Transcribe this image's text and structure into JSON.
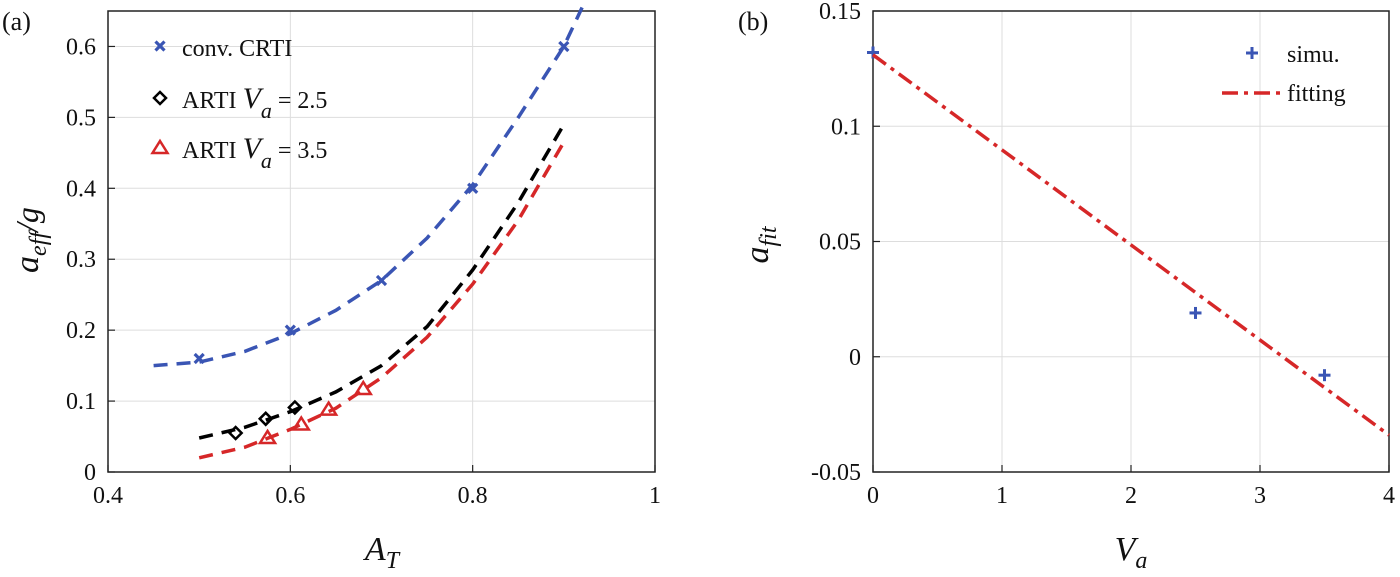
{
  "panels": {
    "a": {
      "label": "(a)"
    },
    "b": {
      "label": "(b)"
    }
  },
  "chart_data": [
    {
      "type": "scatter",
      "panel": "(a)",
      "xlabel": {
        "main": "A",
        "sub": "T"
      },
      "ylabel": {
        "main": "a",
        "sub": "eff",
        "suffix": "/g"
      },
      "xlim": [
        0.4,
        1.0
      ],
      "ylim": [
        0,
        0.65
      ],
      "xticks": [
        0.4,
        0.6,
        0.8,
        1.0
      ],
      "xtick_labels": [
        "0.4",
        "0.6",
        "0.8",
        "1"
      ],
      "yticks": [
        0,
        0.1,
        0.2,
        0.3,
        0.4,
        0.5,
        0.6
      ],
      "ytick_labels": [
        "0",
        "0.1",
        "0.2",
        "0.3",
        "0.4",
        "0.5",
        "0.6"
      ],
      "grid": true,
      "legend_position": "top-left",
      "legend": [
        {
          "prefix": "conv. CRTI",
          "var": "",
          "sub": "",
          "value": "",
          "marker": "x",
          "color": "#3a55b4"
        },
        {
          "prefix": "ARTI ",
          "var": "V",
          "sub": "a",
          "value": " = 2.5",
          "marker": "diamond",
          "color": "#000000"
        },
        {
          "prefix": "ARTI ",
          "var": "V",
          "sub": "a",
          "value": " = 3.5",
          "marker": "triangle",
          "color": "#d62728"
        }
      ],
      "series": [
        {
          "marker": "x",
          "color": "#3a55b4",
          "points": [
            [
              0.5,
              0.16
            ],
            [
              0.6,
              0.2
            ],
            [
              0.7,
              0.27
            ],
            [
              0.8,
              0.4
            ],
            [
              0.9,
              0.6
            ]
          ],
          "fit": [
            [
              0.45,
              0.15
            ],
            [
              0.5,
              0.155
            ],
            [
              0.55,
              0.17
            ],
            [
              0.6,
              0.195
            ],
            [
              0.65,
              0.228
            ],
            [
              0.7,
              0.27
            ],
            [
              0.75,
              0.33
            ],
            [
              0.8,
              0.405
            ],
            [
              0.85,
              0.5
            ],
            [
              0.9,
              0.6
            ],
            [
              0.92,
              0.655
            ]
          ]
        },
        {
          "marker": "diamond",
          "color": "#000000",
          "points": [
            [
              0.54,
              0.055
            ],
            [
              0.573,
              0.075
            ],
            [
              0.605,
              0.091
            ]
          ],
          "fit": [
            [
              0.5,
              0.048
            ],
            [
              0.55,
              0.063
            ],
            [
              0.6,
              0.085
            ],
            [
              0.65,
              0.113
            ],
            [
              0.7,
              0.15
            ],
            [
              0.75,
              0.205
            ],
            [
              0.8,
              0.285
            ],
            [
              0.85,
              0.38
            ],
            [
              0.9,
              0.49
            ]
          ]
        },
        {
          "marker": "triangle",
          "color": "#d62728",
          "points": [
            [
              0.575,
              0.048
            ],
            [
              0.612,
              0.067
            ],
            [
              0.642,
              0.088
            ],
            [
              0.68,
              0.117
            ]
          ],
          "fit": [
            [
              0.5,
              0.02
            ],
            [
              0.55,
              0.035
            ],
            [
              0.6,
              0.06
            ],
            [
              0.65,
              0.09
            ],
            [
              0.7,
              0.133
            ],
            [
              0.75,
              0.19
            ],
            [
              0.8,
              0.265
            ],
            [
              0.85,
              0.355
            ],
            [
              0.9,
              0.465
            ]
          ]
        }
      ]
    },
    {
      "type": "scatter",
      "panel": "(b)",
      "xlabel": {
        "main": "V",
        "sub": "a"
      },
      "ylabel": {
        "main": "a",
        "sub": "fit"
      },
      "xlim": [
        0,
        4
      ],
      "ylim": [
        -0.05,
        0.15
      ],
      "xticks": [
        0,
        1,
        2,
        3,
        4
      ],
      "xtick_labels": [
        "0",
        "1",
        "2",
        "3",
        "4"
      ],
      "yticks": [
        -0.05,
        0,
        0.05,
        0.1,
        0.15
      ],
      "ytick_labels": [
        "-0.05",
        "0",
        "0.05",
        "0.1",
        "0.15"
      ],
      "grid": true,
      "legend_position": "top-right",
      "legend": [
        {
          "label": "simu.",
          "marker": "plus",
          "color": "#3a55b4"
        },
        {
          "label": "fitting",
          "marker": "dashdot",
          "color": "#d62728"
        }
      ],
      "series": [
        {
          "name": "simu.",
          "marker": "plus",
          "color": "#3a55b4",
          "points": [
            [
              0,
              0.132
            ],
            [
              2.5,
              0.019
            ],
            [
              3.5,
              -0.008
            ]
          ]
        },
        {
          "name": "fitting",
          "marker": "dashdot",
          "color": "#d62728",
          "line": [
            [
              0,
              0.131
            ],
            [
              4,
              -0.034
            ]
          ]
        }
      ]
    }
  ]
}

-------------------------

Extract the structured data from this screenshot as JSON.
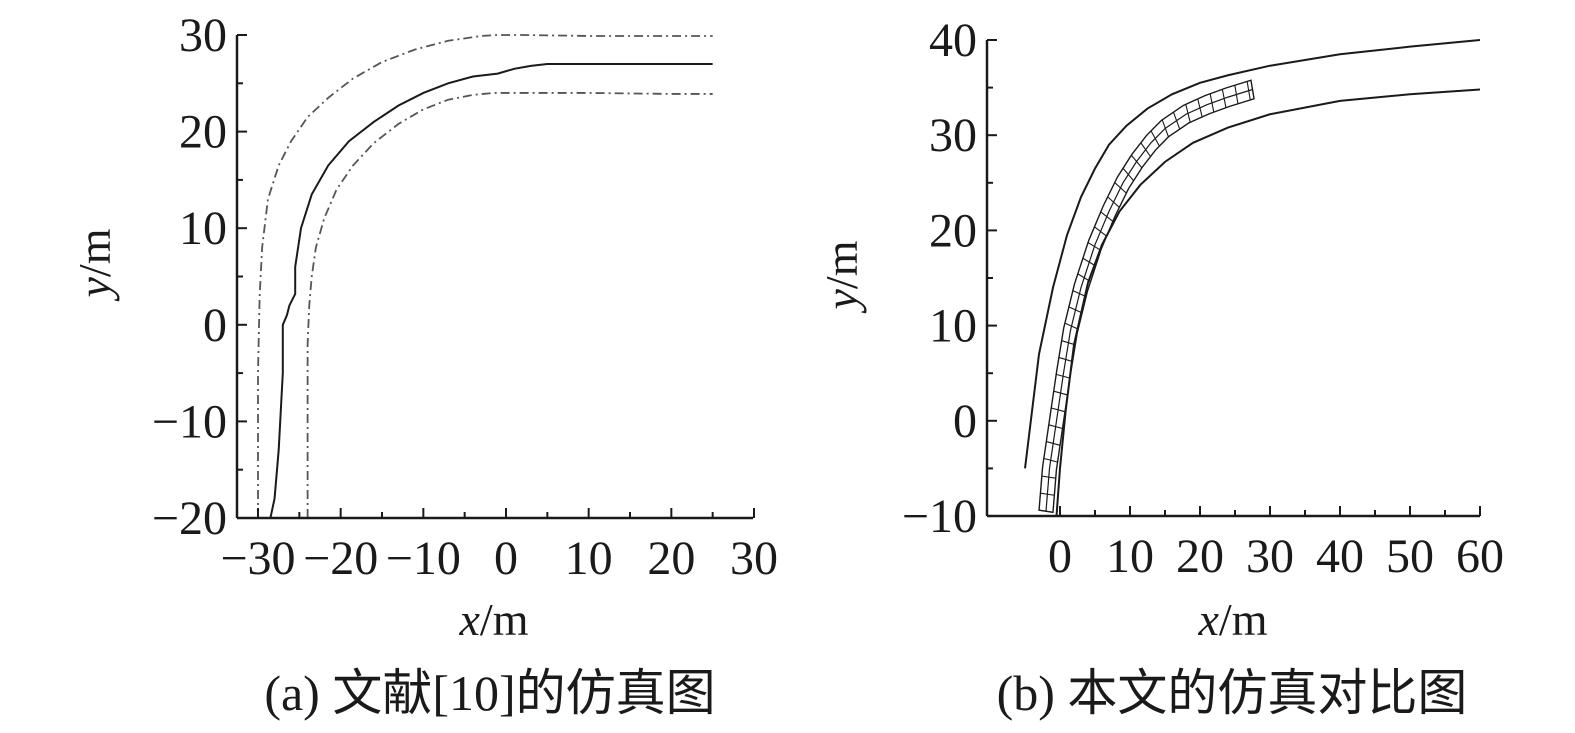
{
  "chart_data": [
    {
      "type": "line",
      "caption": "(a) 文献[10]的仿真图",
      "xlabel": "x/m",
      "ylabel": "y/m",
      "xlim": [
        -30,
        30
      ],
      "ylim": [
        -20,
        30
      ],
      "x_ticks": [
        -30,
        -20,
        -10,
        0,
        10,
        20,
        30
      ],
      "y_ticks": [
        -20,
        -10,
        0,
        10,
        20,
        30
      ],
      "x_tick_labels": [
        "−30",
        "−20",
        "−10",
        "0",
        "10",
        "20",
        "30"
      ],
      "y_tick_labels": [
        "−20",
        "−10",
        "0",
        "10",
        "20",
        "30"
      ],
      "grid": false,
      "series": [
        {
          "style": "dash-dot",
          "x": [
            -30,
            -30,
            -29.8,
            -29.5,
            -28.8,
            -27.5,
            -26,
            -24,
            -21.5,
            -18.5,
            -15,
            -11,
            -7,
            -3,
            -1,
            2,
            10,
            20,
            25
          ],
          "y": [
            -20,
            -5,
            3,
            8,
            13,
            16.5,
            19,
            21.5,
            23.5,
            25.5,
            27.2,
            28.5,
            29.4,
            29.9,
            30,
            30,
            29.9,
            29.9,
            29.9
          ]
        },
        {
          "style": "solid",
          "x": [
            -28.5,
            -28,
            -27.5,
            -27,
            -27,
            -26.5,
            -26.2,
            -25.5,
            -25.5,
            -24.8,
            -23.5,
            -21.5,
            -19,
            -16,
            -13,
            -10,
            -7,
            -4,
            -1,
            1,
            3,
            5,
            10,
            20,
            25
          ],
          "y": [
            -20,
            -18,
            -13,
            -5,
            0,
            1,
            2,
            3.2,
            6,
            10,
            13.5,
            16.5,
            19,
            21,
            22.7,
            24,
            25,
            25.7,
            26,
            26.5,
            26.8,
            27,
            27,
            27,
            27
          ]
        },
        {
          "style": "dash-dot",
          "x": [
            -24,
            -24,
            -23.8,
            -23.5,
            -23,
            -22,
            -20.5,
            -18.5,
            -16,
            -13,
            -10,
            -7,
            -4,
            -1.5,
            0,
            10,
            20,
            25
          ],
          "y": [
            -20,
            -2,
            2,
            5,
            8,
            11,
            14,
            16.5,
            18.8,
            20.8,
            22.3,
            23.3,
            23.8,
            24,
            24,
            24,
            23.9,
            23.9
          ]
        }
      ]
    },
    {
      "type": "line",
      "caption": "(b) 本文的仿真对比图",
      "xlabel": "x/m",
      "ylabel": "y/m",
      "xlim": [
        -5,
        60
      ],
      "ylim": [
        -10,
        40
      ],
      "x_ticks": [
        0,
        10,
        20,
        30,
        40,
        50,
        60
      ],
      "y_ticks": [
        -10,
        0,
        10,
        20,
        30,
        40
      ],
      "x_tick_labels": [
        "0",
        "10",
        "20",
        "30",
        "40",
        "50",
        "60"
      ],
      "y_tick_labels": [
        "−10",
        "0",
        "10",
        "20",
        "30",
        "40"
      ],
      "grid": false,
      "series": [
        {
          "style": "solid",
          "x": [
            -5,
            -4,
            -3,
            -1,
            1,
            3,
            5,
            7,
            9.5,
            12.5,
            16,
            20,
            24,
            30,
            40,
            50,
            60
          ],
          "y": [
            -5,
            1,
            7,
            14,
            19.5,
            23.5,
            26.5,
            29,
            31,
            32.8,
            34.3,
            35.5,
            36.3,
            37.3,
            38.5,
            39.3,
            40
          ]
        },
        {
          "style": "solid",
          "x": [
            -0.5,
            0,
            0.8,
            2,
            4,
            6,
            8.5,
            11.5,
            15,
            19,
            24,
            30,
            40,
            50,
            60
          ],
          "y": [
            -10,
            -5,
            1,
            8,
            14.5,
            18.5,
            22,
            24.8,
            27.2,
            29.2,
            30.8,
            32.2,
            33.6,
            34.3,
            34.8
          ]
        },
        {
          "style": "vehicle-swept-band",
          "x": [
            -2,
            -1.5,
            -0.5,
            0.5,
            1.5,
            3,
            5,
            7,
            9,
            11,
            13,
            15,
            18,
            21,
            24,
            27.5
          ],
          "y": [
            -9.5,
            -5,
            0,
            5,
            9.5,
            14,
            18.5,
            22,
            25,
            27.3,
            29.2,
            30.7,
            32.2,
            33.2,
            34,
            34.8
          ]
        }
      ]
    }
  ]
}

-------------------------

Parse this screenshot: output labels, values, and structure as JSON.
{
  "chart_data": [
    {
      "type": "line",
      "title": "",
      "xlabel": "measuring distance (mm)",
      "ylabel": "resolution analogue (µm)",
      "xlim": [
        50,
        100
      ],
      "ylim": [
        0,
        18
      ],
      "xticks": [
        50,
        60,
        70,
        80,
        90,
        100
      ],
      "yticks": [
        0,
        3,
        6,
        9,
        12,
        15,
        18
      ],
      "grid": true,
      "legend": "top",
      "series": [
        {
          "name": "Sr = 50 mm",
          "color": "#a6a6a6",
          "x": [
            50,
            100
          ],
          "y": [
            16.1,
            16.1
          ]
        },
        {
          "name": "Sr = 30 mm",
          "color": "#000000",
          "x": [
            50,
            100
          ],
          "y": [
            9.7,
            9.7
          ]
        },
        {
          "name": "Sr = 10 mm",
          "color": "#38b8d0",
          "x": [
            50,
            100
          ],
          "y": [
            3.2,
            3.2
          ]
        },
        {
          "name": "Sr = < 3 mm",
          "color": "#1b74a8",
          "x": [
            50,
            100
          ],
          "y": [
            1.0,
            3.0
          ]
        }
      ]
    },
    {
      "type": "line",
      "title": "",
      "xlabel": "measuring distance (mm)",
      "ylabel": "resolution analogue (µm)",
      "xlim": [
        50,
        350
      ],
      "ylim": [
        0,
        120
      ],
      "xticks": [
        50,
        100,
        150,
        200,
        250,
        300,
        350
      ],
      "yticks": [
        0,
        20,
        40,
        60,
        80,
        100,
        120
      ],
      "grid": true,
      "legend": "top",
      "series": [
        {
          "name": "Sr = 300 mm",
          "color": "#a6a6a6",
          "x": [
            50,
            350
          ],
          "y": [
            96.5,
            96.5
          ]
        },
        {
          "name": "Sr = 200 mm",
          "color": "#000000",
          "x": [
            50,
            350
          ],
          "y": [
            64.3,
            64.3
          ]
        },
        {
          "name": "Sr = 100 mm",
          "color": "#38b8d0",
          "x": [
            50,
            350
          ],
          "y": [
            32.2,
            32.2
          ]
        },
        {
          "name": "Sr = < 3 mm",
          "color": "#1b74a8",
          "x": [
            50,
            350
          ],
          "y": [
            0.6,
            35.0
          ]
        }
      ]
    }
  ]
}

-------------------------

◆ **Problem requirements**
Sift through the entries and copy every line with "this".

◆ **Written response**
Transcribe this image's text and structure into JSON.
Extract the structured data from this screenshot as JSON.
Parse this screenshot: output labels, values, and structure as JSON.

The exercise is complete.